**PROBLEM DESCRIPTION:** Return the lines below that carry the word "xlabel".

(Figure collection entries)
########################################

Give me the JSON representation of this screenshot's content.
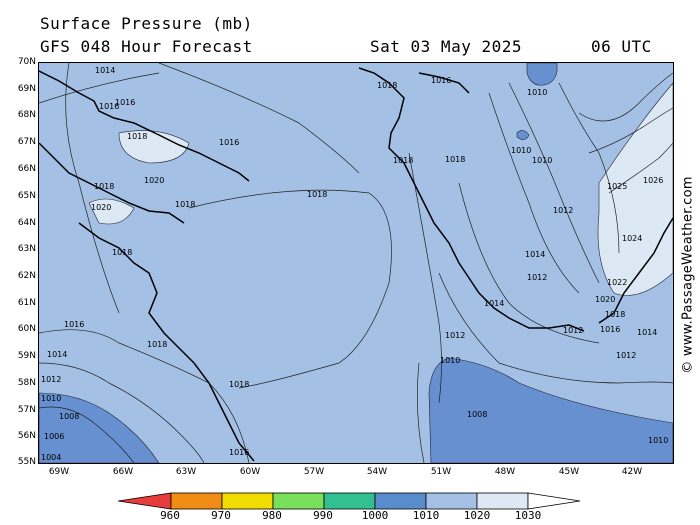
{
  "header": {
    "title": "Surface Pressure (mb)",
    "subtitle": "GFS 048 Hour Forecast",
    "date": "Sat 03 May 2025",
    "time": "06 UTC"
  },
  "axes": {
    "lat_labels": [
      "70N",
      "69N",
      "68N",
      "67N",
      "66N",
      "65N",
      "64N",
      "63N",
      "62N",
      "61N",
      "60N",
      "59N",
      "58N",
      "57N",
      "56N",
      "55N"
    ],
    "lon_labels": [
      "69W",
      "66W",
      "63W",
      "60W",
      "57W",
      "54W",
      "51W",
      "48W",
      "45W",
      "42W"
    ]
  },
  "contour_labels": [
    "1014",
    "1014",
    "1016",
    "1018",
    "1020",
    "1018",
    "1016",
    "1018",
    "1020",
    "1018",
    "1020",
    "1018",
    "1018",
    "1016",
    "1016",
    "1014",
    "1012",
    "1010",
    "1008",
    "1006",
    "1004",
    "1018",
    "1018",
    "1016",
    "1018",
    "1016",
    "1018",
    "1018",
    "1016",
    "1010",
    "1010",
    "1010",
    "1012",
    "1014",
    "1012",
    "1014",
    "1025",
    "1026",
    "1024",
    "1022",
    "1020",
    "1018",
    "1016",
    "1014",
    "1012",
    "1012",
    "1012",
    "1010",
    "1008",
    "1010",
    "1016",
    "1018",
    "1018"
  ],
  "colorbar": {
    "labels": [
      "960",
      "970",
      "980",
      "990",
      "1000",
      "1010",
      "1020",
      "1030"
    ],
    "colors": [
      "#e63c3c",
      "#f08c14",
      "#f0dc00",
      "#78e05a",
      "#32c090",
      "#5a8ccc",
      "#a4c0e4",
      "#dce8f4"
    ]
  },
  "copyright": "© www.PassageWeather.com"
}
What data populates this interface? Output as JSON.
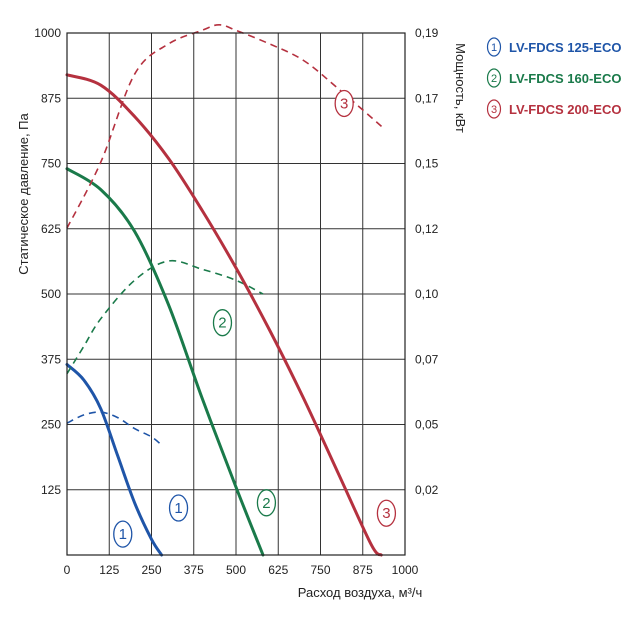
{
  "chart_data": {
    "type": "line",
    "xlabel": "Расход воздуха, м³/ч",
    "ylabel": "Статическое давление, Па",
    "y2label": "Мощность, кВт",
    "xlim": [
      0,
      1000
    ],
    "ylim": [
      0,
      1000
    ],
    "y2lim": [
      0,
      0.19
    ],
    "x_ticks": [
      "0",
      "125",
      "250",
      "375",
      "500",
      "625",
      "750",
      "875",
      "1000"
    ],
    "y_ticks": [
      "125",
      "250",
      "375",
      "500",
      "625",
      "750",
      "875",
      "1000"
    ],
    "y2_ticks": [
      "0,02",
      "0,05",
      "0,07",
      "0,10",
      "0,12",
      "0,15",
      "0,17",
      "0,19"
    ],
    "grid": true,
    "legend_position": "top-right, outside plot",
    "series": [
      {
        "name": "LV-FDCS 125-ECO",
        "marker": "1",
        "color": "#1f55a8",
        "pressure": [
          [
            0,
            365
          ],
          [
            50,
            335
          ],
          [
            100,
            280
          ],
          [
            150,
            190
          ],
          [
            200,
            100
          ],
          [
            250,
            30
          ],
          [
            280,
            0
          ]
        ],
        "power": [
          [
            0,
            0.048
          ],
          [
            50,
            0.051
          ],
          [
            100,
            0.052
          ],
          [
            150,
            0.05
          ],
          [
            200,
            0.046
          ],
          [
            250,
            0.043
          ],
          [
            280,
            0.04
          ]
        ]
      },
      {
        "name": "LV-FDCS 160-ECO",
        "marker": "2",
        "color": "#1a7a4a",
        "pressure": [
          [
            0,
            740
          ],
          [
            100,
            700
          ],
          [
            200,
            620
          ],
          [
            300,
            480
          ],
          [
            400,
            300
          ],
          [
            500,
            130
          ],
          [
            580,
            0
          ]
        ],
        "power": [
          [
            0,
            0.066
          ],
          [
            50,
            0.076
          ],
          [
            100,
            0.086
          ],
          [
            200,
            0.1
          ],
          [
            300,
            0.107
          ],
          [
            400,
            0.104
          ],
          [
            500,
            0.1
          ],
          [
            580,
            0.095
          ]
        ]
      },
      {
        "name": "LV-FDCS 200-ECO",
        "marker": "3",
        "color": "#b5313f",
        "pressure": [
          [
            0,
            920
          ],
          [
            100,
            900
          ],
          [
            200,
            840
          ],
          [
            300,
            760
          ],
          [
            400,
            660
          ],
          [
            500,
            550
          ],
          [
            600,
            430
          ],
          [
            700,
            300
          ],
          [
            800,
            160
          ],
          [
            900,
            20
          ],
          [
            930,
            0
          ]
        ],
        "power": [
          [
            0,
            0.119
          ],
          [
            100,
            0.143
          ],
          [
            200,
            0.175
          ],
          [
            300,
            0.186
          ],
          [
            400,
            0.191
          ],
          [
            450,
            0.193
          ],
          [
            500,
            0.191
          ],
          [
            600,
            0.186
          ],
          [
            700,
            0.18
          ],
          [
            800,
            0.17
          ],
          [
            940,
            0.155
          ]
        ]
      }
    ]
  }
}
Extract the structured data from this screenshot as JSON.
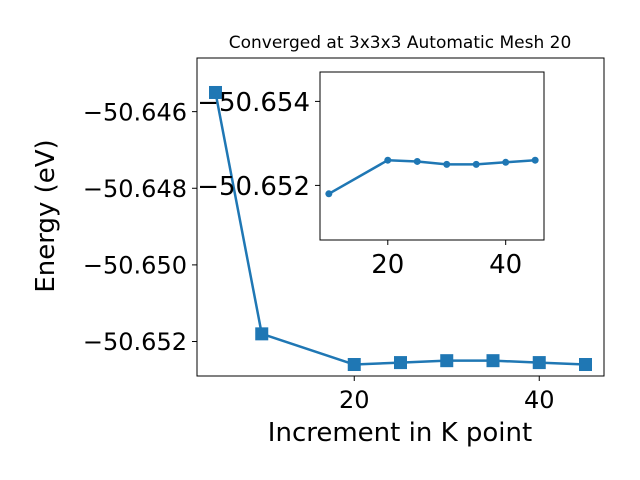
{
  "chart_data": [
    {
      "type": "line",
      "title": "Converged at 3x3x3 Automatic Mesh 20",
      "xlabel": "Increment in K point",
      "ylabel": "Energy (eV)",
      "xlim": [
        3,
        47
      ],
      "ylim": [
        -50.6529,
        -50.6446
      ],
      "xticks": [
        20,
        40
      ],
      "xtick_labels": [
        "20",
        "40"
      ],
      "yticks": [
        -50.646,
        -50.648,
        -50.65,
        -50.652
      ],
      "ytick_labels": [
        "−50.646",
        "−50.648",
        "−50.650",
        "−50.652"
      ],
      "grid": false,
      "marker": "square",
      "color": "#1f77b4",
      "series": [
        {
          "x": [
            5,
            10,
            20,
            25,
            30,
            35,
            40,
            45
          ],
          "y": [
            -50.6455,
            -50.6518,
            -50.6526,
            -50.65255,
            -50.6525,
            -50.6525,
            -50.65255,
            -50.6526
          ]
        }
      ]
    },
    {
      "type": "line",
      "title": "",
      "xlim": [
        8.5,
        46.5
      ],
      "ylim": [
        -50.6507,
        -50.6547
      ],
      "xticks": [
        20,
        40
      ],
      "xtick_labels": [
        "20",
        "40"
      ],
      "yticks": [
        -50.652,
        -50.654
      ],
      "ytick_labels": [
        "−50.652",
        "−50.654"
      ],
      "grid": false,
      "marker": "circle",
      "color": "#1f77b4",
      "series": [
        {
          "x": [
            10,
            20,
            25,
            30,
            35,
            40,
            45
          ],
          "y": [
            -50.6518,
            -50.6526,
            -50.65257,
            -50.6525,
            -50.6525,
            -50.65255,
            -50.6526
          ]
        }
      ]
    }
  ]
}
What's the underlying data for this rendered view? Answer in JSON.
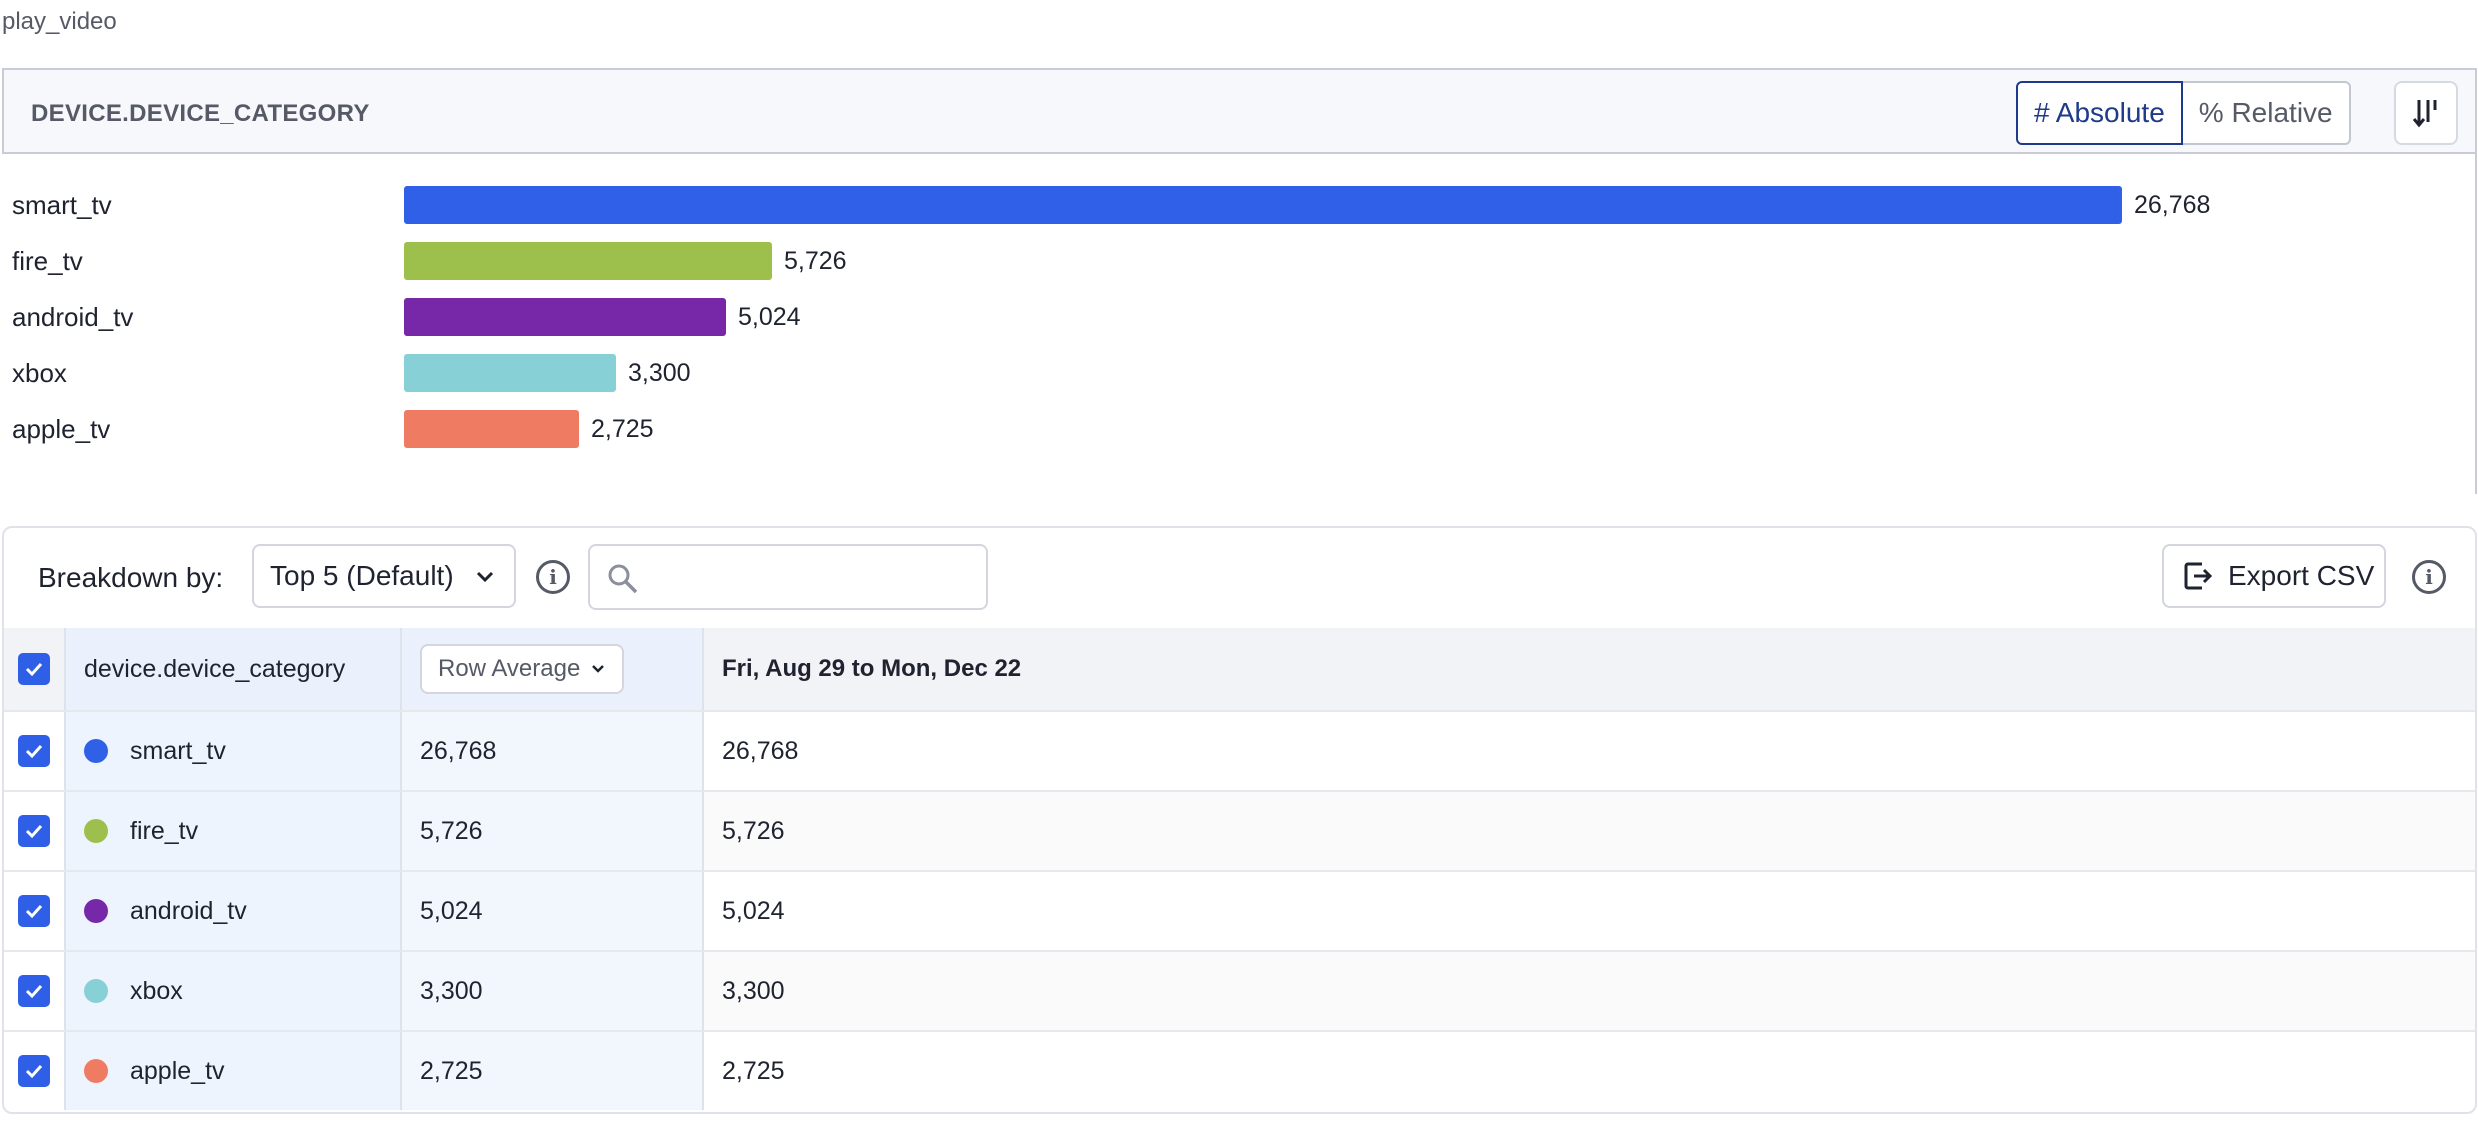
{
  "event_name": "play_video",
  "chart": {
    "title": "DEVICE.DEVICE_CATEGORY",
    "absolute_label": "# Absolute",
    "relative_label": "% Relative"
  },
  "chart_data": {
    "type": "bar",
    "orientation": "horizontal",
    "categories": [
      "smart_tv",
      "fire_tv",
      "android_tv",
      "xbox",
      "apple_tv"
    ],
    "values": [
      26768,
      5726,
      5024,
      3300,
      2725
    ],
    "value_labels": [
      "26,768",
      "5,726",
      "5,024",
      "3,300",
      "2,725"
    ],
    "colors": [
      "#3160e8",
      "#9dbf4b",
      "#7628a8",
      "#86d0d6",
      "#ef7c62"
    ],
    "title": "DEVICE.DEVICE_CATEGORY",
    "xlim": [
      0,
      26768
    ]
  },
  "toolbar": {
    "breakdown_label": "Breakdown by:",
    "breakdown_value": "Top 5 (Default)",
    "search_placeholder": "",
    "export_label": "Export CSV"
  },
  "table": {
    "col_name": "device.device_category",
    "col_avg": "Row Average",
    "col_range": "Fri, Aug 29 to Mon, Dec 22",
    "rows": [
      {
        "name": "smart_tv",
        "avg": "26,768",
        "value": "26,768",
        "color": "#3160e8"
      },
      {
        "name": "fire_tv",
        "avg": "5,726",
        "value": "5,726",
        "color": "#9dbf4b"
      },
      {
        "name": "android_tv",
        "avg": "5,024",
        "value": "5,024",
        "color": "#7628a8"
      },
      {
        "name": "xbox",
        "avg": "3,300",
        "value": "3,300",
        "color": "#86d0d6"
      },
      {
        "name": "apple_tv",
        "avg": "2,725",
        "value": "2,725",
        "color": "#ef7c62"
      }
    ]
  }
}
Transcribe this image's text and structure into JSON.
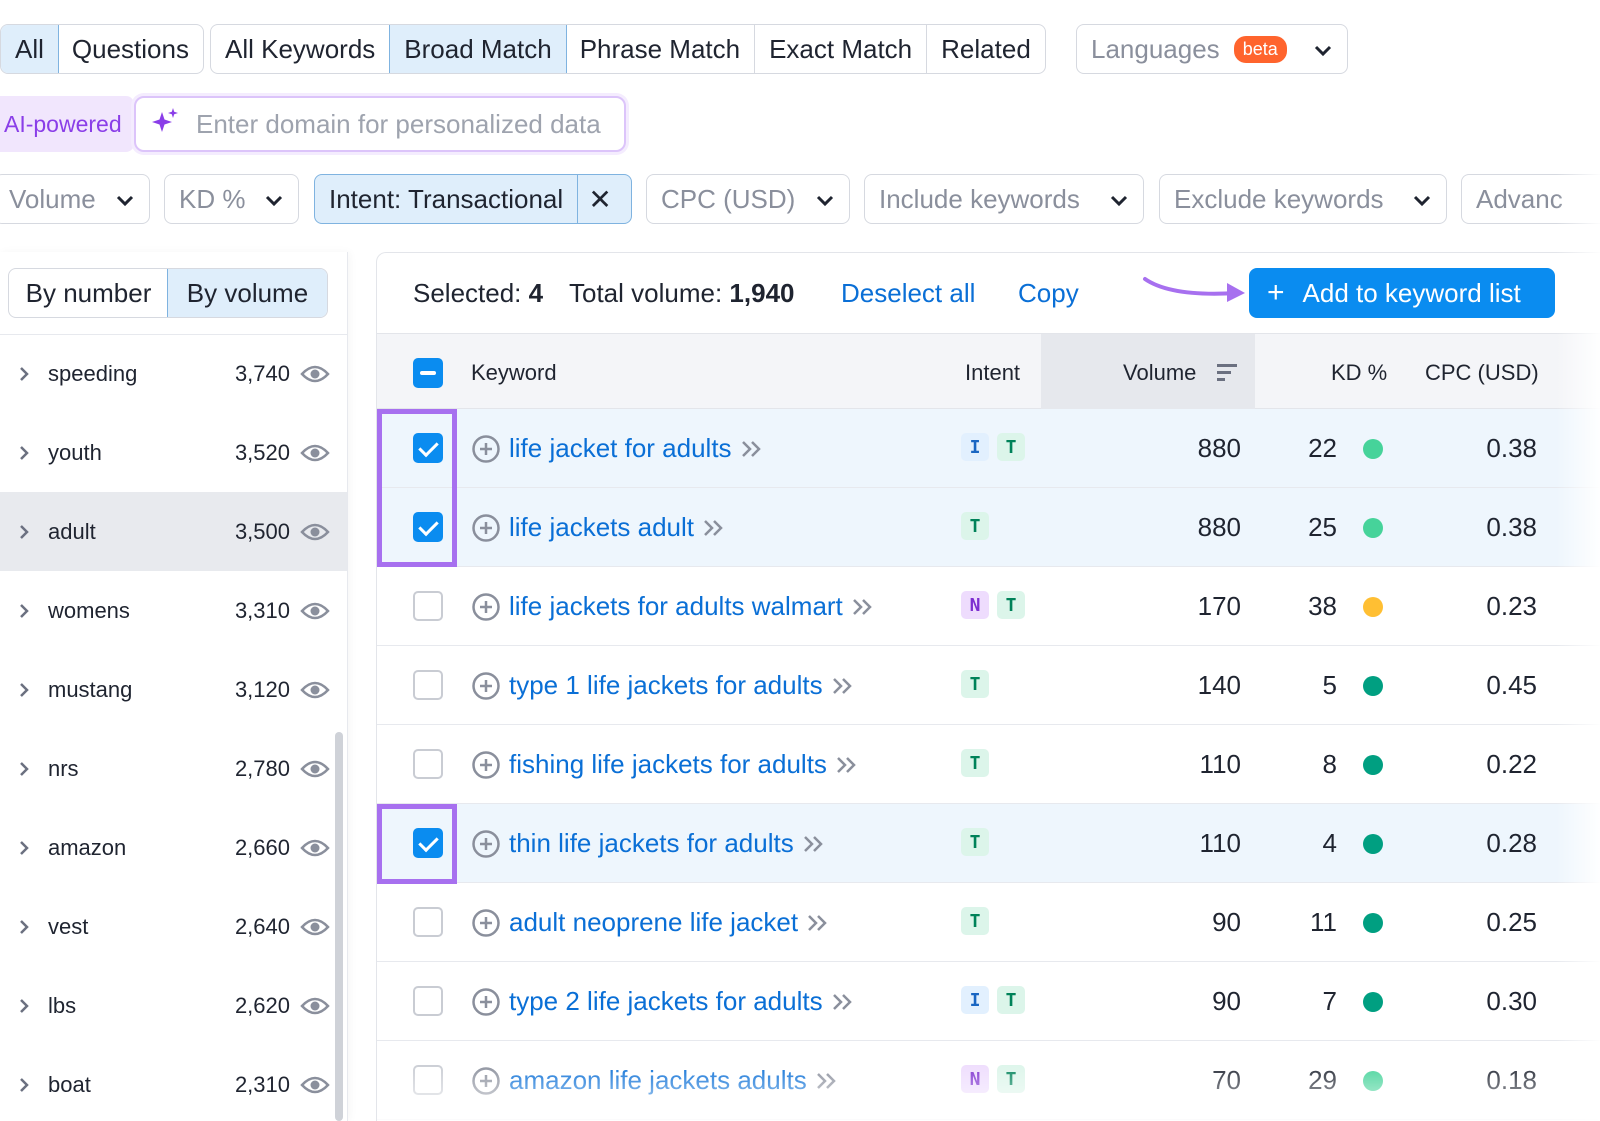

########################################

**SOLUTION TO THE EXERCISE:**
    "xlabel": "Расход воздуха, м³/ч",
      "xlabel": "Increment in K point",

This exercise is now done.